▶ _PASSAGE PROVIDED_:
[Start of section]

Social services and social care play a key role in helping the most vulnerable face the social and economic consequences of the pandemic and preventing lockdowns turning into social exclusion. However, the Covid-19 pandemic has placed additional pressure on a sector already under stress, further exposing pre-existing gaps and weaknesses of existing social welfare systems. This has led to the creation of additional vulnerabilities, particularly amongst older people, those who rely on social services, and those who have lost their jobs because of Covid-19, resulting in financial precarity, and ultimately leading to social exclusion.

European policy and financial instruments, such as the Action Plan on the European Pillar of Social Rights, the Disability Strategy, the Child Guarantee, or the Recovery Funds can be a transformational opportunity for social services. In an environment of severe global uncertainty, the role of public authorities has been increasingly seen as more reliable than individual interests and free market principles. This being the case, recent European policy and funding decisions represent an important opportunity to mitigate the impact of the pandemic.

As a society, we have contracted a large moral debt due to the number of excess deaths of older people in residential social and care services during the pandemic. Governments across Europe knew that older people were most vulnerable to Covid-19 but failed to adequately shelter the social services and social care sector. In its initial guidance for the implementation of the European Recovery Funds to national authorities, the European Commission’s proposals failed to acknowledge and resource the historic and prolonged underinvestment in public health and social care services.

The Recovery Funds should respond to the strategic priorities set out by the European Commission. Its Action Plan on the European Pillar of Social Rights sets three targets related to employment and fighting poverty. While they seem modest, it should be acknowledged that the Action Plan is not a stand-alone document to implement the plan and it is seen as the basis for further future policy instruments.

[End of section]

▶ _QUESTIONS TO ANSWER_:
1. In the passage on social services and the pandemic, how many targets does the Action Plan on the European Pillar of Social Rights set?
2. Extend the passage on social services and the pandemic, picking up right after its final sentence.

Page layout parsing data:
[Start of section]

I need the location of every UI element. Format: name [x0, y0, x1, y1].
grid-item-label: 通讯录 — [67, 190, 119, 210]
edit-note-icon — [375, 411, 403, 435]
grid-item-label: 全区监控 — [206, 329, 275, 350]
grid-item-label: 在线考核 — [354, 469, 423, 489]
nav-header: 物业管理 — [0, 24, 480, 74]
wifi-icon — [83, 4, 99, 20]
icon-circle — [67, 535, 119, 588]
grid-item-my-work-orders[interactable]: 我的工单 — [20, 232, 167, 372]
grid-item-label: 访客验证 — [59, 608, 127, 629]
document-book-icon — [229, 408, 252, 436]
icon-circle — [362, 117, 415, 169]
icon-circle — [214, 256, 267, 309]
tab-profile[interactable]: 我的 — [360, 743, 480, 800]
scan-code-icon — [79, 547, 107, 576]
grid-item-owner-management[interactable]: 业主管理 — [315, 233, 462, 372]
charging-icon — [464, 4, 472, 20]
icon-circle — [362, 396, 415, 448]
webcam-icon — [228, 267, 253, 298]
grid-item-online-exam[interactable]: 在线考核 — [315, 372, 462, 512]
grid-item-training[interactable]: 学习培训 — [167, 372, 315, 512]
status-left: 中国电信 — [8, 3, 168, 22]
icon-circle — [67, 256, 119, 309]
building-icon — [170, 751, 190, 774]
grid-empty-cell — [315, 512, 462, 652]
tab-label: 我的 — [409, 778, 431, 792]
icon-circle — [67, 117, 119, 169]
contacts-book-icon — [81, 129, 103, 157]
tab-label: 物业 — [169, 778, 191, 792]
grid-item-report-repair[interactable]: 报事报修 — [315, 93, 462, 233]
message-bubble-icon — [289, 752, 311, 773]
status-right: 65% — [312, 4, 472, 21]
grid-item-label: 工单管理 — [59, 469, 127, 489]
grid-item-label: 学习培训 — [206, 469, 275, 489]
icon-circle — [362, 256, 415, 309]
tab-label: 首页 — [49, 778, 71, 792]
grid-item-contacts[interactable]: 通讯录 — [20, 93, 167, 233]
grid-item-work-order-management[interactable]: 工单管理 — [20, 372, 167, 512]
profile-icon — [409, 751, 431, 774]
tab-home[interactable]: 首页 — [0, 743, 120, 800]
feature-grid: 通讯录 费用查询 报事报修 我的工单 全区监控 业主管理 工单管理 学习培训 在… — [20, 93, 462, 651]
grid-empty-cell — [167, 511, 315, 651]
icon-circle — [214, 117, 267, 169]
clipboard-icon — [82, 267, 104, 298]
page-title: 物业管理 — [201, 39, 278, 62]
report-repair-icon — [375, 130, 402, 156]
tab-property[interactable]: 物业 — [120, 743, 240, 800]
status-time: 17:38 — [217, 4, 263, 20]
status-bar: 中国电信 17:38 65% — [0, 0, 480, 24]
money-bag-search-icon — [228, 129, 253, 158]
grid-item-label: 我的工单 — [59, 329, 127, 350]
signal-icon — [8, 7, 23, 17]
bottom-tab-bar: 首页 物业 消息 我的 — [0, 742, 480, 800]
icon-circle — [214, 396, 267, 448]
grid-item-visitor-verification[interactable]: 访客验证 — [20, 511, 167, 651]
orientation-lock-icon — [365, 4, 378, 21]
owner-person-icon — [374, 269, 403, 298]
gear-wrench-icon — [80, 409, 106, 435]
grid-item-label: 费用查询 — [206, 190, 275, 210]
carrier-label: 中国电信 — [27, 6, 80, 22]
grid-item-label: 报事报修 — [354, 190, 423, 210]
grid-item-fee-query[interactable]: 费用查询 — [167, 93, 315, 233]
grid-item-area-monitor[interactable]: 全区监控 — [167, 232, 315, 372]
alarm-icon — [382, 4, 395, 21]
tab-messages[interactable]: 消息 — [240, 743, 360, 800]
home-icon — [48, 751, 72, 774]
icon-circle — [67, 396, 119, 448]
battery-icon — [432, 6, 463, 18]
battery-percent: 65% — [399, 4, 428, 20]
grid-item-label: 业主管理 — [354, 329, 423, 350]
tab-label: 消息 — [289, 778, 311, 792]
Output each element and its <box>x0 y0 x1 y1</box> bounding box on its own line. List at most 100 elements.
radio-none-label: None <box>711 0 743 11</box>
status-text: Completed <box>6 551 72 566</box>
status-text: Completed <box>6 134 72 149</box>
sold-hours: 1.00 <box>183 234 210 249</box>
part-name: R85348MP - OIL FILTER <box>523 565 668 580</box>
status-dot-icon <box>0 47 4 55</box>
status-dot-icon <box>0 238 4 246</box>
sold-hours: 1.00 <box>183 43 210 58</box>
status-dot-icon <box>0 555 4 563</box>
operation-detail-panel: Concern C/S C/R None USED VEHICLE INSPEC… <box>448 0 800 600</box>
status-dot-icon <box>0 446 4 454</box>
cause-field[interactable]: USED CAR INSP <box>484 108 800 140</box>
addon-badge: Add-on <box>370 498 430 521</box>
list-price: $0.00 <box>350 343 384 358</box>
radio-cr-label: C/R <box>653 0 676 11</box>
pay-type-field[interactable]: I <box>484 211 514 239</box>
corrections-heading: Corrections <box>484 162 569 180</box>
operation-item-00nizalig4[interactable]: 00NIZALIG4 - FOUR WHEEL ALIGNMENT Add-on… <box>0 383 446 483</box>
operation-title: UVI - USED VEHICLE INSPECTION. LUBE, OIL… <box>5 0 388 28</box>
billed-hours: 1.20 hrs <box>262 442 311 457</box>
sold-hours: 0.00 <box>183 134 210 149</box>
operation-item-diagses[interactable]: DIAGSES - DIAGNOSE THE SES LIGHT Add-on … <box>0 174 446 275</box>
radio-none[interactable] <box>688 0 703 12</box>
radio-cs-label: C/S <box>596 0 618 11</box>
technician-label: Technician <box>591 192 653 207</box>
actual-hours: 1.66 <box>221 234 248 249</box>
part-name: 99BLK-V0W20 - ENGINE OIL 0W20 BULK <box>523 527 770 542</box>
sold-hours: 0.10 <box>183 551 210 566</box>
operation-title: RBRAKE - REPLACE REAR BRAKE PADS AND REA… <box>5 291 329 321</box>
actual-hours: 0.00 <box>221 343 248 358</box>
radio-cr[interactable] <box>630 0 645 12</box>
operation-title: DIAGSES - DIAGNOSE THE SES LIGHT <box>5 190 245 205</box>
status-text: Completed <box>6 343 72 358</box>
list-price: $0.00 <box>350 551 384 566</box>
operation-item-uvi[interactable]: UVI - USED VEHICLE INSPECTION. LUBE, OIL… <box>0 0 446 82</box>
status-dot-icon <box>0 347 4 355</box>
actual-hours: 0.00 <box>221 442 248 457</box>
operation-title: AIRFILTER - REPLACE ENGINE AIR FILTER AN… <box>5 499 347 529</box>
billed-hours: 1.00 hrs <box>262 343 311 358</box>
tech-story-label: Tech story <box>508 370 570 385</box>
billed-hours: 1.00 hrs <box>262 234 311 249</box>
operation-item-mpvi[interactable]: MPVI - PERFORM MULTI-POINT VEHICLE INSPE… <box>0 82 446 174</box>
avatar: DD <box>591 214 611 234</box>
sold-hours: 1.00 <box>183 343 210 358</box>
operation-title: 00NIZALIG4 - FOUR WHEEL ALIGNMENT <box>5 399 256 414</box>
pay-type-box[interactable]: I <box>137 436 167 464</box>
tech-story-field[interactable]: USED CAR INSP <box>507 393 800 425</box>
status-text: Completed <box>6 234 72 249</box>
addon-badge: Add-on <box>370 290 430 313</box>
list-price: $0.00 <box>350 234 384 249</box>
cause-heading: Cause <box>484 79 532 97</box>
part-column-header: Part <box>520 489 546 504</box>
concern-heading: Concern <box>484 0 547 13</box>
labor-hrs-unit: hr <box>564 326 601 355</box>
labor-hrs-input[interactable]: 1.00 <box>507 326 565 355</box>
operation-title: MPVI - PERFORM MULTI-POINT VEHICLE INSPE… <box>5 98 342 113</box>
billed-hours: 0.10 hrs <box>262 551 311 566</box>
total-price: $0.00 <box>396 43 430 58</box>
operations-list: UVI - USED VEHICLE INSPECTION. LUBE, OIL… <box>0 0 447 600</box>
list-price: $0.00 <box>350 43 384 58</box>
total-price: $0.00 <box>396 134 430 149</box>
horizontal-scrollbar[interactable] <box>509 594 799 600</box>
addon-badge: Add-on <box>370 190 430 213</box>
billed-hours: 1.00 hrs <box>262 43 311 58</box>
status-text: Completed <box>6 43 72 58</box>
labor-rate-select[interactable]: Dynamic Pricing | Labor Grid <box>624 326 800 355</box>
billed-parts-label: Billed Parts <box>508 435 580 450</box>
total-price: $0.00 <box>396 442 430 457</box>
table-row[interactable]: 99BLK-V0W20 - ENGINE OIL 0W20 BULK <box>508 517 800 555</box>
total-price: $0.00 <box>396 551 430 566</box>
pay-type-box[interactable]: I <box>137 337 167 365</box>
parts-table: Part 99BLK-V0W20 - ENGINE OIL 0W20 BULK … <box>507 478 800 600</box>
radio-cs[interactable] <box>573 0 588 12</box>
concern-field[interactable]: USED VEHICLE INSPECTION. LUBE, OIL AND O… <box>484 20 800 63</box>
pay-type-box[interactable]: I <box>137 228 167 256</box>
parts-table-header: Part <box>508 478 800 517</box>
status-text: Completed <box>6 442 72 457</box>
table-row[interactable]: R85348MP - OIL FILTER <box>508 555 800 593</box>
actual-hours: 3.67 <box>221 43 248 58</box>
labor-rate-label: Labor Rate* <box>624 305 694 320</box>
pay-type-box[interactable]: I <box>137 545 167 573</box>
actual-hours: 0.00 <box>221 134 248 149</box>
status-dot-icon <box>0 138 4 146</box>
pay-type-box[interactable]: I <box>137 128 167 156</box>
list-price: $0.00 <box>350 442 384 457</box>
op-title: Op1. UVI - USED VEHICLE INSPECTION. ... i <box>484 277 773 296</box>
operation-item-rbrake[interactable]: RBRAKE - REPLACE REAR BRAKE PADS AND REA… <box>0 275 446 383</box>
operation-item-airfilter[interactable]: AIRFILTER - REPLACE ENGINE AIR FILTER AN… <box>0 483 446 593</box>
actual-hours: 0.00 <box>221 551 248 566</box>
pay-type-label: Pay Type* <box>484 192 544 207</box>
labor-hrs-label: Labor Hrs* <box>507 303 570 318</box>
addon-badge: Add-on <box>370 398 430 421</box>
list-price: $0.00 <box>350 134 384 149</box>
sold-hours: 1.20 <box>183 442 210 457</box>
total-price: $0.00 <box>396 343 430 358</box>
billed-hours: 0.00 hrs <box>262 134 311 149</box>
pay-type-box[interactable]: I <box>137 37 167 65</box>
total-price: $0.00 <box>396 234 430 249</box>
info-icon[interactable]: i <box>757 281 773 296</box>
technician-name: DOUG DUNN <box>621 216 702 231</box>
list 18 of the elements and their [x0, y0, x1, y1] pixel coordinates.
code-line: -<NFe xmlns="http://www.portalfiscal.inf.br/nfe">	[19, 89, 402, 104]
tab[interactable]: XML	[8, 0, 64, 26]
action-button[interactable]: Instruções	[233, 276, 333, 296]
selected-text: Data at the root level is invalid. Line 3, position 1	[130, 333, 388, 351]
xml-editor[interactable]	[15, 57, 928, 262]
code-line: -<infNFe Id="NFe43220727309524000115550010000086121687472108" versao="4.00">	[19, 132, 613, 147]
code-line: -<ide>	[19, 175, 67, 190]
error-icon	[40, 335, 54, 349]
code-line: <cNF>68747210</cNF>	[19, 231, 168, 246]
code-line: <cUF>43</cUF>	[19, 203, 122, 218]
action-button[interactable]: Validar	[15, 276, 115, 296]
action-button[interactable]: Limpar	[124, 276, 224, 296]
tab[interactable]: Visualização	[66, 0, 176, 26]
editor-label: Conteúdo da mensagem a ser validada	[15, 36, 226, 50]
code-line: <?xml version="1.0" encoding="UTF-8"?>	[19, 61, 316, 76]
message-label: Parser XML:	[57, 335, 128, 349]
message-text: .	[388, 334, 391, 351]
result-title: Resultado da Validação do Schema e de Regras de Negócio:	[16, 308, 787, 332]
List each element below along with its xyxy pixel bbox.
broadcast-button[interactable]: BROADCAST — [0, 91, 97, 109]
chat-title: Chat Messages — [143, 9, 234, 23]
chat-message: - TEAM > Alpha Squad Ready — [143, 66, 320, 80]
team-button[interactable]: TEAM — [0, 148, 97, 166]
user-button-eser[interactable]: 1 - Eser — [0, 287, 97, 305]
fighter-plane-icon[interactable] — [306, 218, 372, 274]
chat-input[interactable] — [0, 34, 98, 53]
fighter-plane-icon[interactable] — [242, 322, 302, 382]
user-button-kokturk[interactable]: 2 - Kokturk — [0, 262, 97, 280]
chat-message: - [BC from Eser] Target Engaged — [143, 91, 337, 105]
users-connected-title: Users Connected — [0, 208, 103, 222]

[End of section]

▶ _ANSWERS PROVIDED_:
1. Three targets, related to employment and fighting poverty.

2.
The Commission is making efforts to provide a roadmap and clear targets, but this will only be effectively implemented through partnering with the regional and local social services that have the statutory duty of improving social inclusion. Yet, there is a lack of specific proposals as to how this engagement could take place and instead encourages national coordination mechanisms.

Actions continue to largely miss important areas of improvement for local social services, which are key to the implementation of most Pillar principles. For instance, a long-term care plan, which is due to be published in 2022, and a social services and social care workforce strategy seem to still be absent as well as initiatives to improve the social services sector, like a review of the European social services quality framework.

In their national recovery plans to access EU Recovery Funds, national governments in cooperation with regional and local public social services should invest in social services transformations, including:

  • A care guarantee for all to ensure that the model of care shifts towards prevention and family support, upholding children’s best interest, and promoting a community and home-based approach for people with disabilities and older adults.
  • The modernisation of infrastructure, including the digitalisation of platforms and processes, tools supporting decision-making, and assisted living technologies.
  • Partnerships across services to support people with complex needs, such as homeless people investing in preventive approaches and integrated housing and care models.
  • National workforce strategies supporting the formal workforce including the sector’s attractiveness, development and resources, as well as informal carers.
  • Economic activation and job creation, as social, home and community-based services have the capacity to integrate large segments of the population into the job market to incentivise the care economy.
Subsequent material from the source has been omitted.